§ **本文抜粋**
- - - - - - -
百田尚樹「プリズム」感想・レビュー

作家の百田尚樹先生は、ご自身のYouTubeチャンネル「気まぐれライブ」で、LGBT法案に大反対を表明されており、推進勢力を、これでもか! というほど罵倒し、悪態をついておられます。

言葉でここまで怒りを表現できるものか!と感心します。さすが作家。

百田先生が、なんでそこまでLGBTに危機を感じておられるのか、一人芝居ができるほど想像力豊かなのか、不思議に思っていましたが、小説「プリズム」を読んで、納得しました。

「プリズム」はLGBTがテーマではなくて、解離性同一性障害、いわゆる多重人格がテーマのお話ですが、この小説を書くにあたって、精神疾患とか、虐待問題とか、それにまつわる過去の社会問題とか、相当に幅広く詳しく勉強されたのだと思います。
- - - - - - -
§ **作業指示**
『プリズム』の感想を述べた本文において、筆者が、百田氏がこの小説を書くにあたり幅広く詳しく勉強したと推測している事柄をすべて挙げてください。 一覧を参照する必要はありません。
- - - - - - -
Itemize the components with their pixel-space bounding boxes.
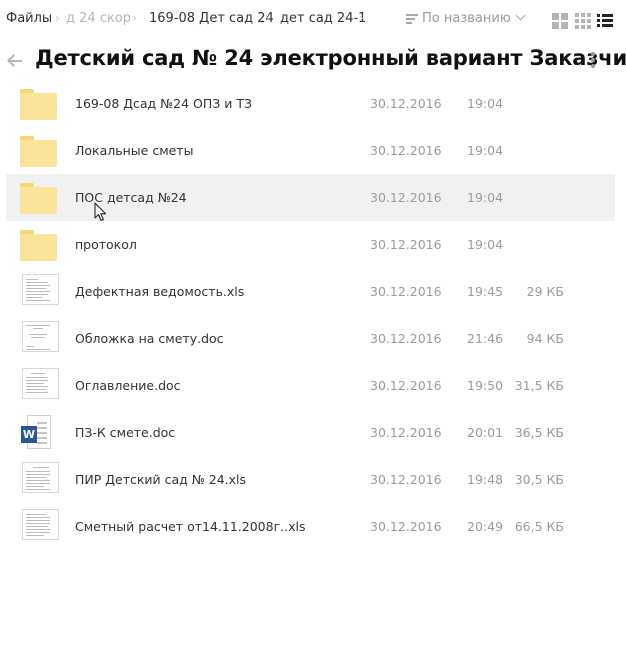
sort-label: По названию bbox=[422, 11, 511, 26]
breadcrumb-item-1[interactable]: д 24 скор bbox=[66, 11, 131, 26]
file-name: ПЗ-К смете.doc bbox=[75, 425, 176, 440]
file-size: 36,5 КБ bbox=[514, 425, 564, 440]
folder-icon bbox=[20, 89, 57, 120]
file-name: ПИР Детский сад № 24.xls bbox=[75, 472, 247, 487]
file-time: 19:04 bbox=[467, 96, 504, 111]
file-name: Оглавление.doc bbox=[75, 378, 181, 393]
file-date: 30.12.2016 bbox=[370, 519, 442, 534]
spreadsheet-thumbnail-icon bbox=[22, 274, 59, 305]
word-icon: W bbox=[21, 415, 58, 449]
file-list: 169-08 Дсад №24 ОПЗ и ТЗ 30.12.2016 19:0… bbox=[6, 80, 615, 550]
breadcrumb-files[interactable]: Файлы bbox=[6, 11, 52, 26]
page-title: Детский сад № 24 электронный вариант Зак… bbox=[35, 46, 626, 70]
folder-icon bbox=[20, 136, 57, 167]
list-item[interactable]: Локальные сметы 30.12.2016 19:04 bbox=[6, 127, 615, 174]
sort-icon bbox=[406, 12, 418, 26]
file-time: 19:50 bbox=[467, 378, 504, 393]
back-arrow-icon[interactable] bbox=[6, 52, 24, 70]
list-item[interactable]: Дефектная ведомость.xls 30.12.2016 19:45… bbox=[6, 268, 615, 315]
mouse-cursor-icon bbox=[94, 202, 107, 222]
list-item[interactable]: протокол 30.12.2016 19:04 bbox=[6, 221, 615, 268]
list-item[interactable]: Обложка на смету.doc 30.12.2016 21:46 94… bbox=[6, 315, 615, 362]
file-time: 21:46 bbox=[467, 331, 504, 346]
file-name: Сметный расчет от14.11.2008г..xls bbox=[75, 519, 306, 534]
spreadsheet-thumbnail-icon bbox=[22, 462, 59, 493]
large-tiles-view-icon[interactable] bbox=[552, 13, 568, 29]
file-time: 19:45 bbox=[467, 284, 504, 299]
more-options-icon[interactable] bbox=[591, 52, 595, 70]
file-name: ПОС детсад №24 bbox=[75, 190, 187, 205]
file-time: 19:04 bbox=[467, 190, 504, 205]
file-date: 30.12.2016 bbox=[370, 190, 442, 205]
file-date: 30.12.2016 bbox=[370, 472, 442, 487]
breadcrumb-separator-icon: › bbox=[132, 11, 137, 25]
file-date: 30.12.2016 bbox=[370, 143, 442, 158]
file-time: 19:48 bbox=[467, 472, 504, 487]
file-size: 94 КБ bbox=[526, 331, 564, 346]
file-size: 30,5 КБ bbox=[514, 472, 564, 487]
file-time: 20:01 bbox=[467, 425, 504, 440]
list-item[interactable]: W ПЗ-К смете.doc 30.12.2016 20:01 36,5 К… bbox=[6, 409, 615, 456]
small-tiles-view-icon[interactable] bbox=[575, 13, 591, 29]
document-thumbnail-icon bbox=[22, 368, 59, 399]
file-date: 30.12.2016 bbox=[370, 378, 442, 393]
spreadsheet-thumbnail-icon bbox=[22, 509, 59, 540]
file-name: Обложка на смету.doc bbox=[75, 331, 224, 346]
list-item[interactable]: Сметный расчет от14.11.2008г..xls 30.12.… bbox=[6, 503, 615, 550]
file-date: 30.12.2016 bbox=[370, 425, 442, 440]
folder-icon bbox=[20, 230, 57, 261]
list-item[interactable]: 169-08 Дсад №24 ОПЗ и ТЗ 30.12.2016 19:0… bbox=[6, 80, 615, 127]
breadcrumb-separator-icon: › bbox=[265, 11, 270, 25]
breadcrumb-current[interactable]: дет сад 24-1 bbox=[280, 11, 366, 26]
chevron-down-icon bbox=[515, 10, 526, 21]
breadcrumb-separator-icon: › bbox=[359, 11, 364, 25]
document-thumbnail-icon bbox=[22, 321, 59, 352]
list-item[interactable]: Оглавление.doc 30.12.2016 19:50 31,5 КБ bbox=[6, 362, 615, 409]
list-view-icon[interactable] bbox=[597, 13, 613, 29]
file-time: 20:49 bbox=[467, 519, 504, 534]
breadcrumb-separator-icon: › bbox=[55, 11, 60, 25]
file-date: 30.12.2016 bbox=[370, 284, 442, 299]
file-date: 30.12.2016 bbox=[370, 331, 442, 346]
breadcrumb-bar: Файлы › д 24 скор › 169-08 Дет сад 24 › … bbox=[0, 0, 626, 40]
file-name: протокол bbox=[75, 237, 137, 252]
folder-icon bbox=[20, 183, 57, 214]
file-name: 169-08 Дсад №24 ОПЗ и ТЗ bbox=[75, 96, 253, 111]
file-name: Дефектная ведомость.xls bbox=[75, 284, 245, 299]
file-time: 19:04 bbox=[467, 143, 504, 158]
file-date: 30.12.2016 bbox=[370, 96, 442, 111]
breadcrumb-item-2[interactable]: 169-08 Дет сад 24 bbox=[149, 11, 274, 26]
file-size: 31,5 КБ bbox=[514, 378, 564, 393]
file-time: 19:04 bbox=[467, 237, 504, 252]
file-date: 30.12.2016 bbox=[370, 237, 442, 252]
file-size: 66,5 КБ bbox=[514, 519, 564, 534]
list-item[interactable]: ПИР Детский сад № 24.xls 30.12.2016 19:4… bbox=[6, 456, 615, 503]
file-name: Локальные сметы bbox=[75, 143, 194, 158]
sort-dropdown[interactable]: По названию bbox=[406, 10, 526, 26]
file-size: 29 КБ bbox=[526, 284, 564, 299]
- - - - - - -
§ **解答**
精神疾患、虐待問題、それにまつわる過去の社会問題